> _Goal of the exercise_: Search the records for "prompt". Copy every line where it appears.

> _Input for this task_:
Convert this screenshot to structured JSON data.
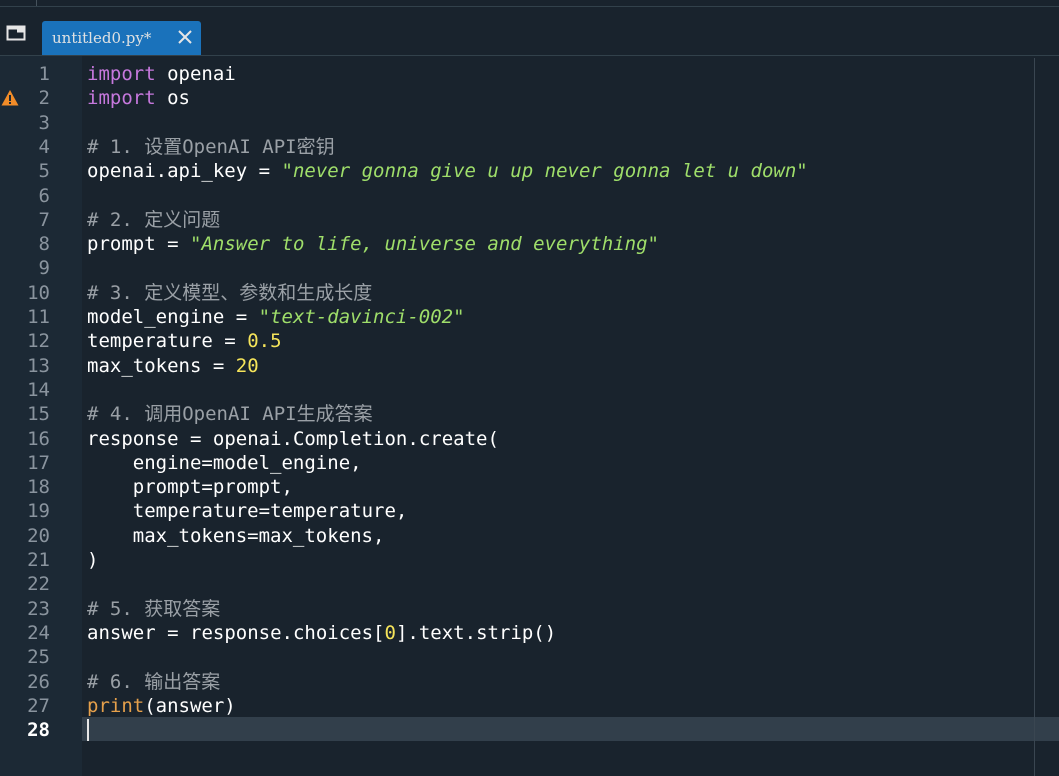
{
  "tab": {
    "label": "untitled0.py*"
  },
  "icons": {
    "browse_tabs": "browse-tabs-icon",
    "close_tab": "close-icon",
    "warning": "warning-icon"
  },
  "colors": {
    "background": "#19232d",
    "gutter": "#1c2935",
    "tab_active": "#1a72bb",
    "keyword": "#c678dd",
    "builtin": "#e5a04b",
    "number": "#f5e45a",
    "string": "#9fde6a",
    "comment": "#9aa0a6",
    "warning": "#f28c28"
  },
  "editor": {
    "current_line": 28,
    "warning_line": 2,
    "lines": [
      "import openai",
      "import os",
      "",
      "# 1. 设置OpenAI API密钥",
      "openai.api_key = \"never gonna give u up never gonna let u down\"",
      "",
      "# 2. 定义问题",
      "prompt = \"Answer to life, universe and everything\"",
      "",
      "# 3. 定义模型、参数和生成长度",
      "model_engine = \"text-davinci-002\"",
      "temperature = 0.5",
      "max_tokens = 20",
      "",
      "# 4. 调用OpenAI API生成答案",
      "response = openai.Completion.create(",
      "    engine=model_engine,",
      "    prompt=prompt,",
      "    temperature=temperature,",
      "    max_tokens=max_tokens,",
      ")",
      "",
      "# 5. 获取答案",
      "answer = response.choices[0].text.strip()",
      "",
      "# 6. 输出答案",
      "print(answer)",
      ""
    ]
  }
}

> _Solution for this task_:
      "prompt = \"Answer to life, universe and everything\"",
      "    prompt=prompt,",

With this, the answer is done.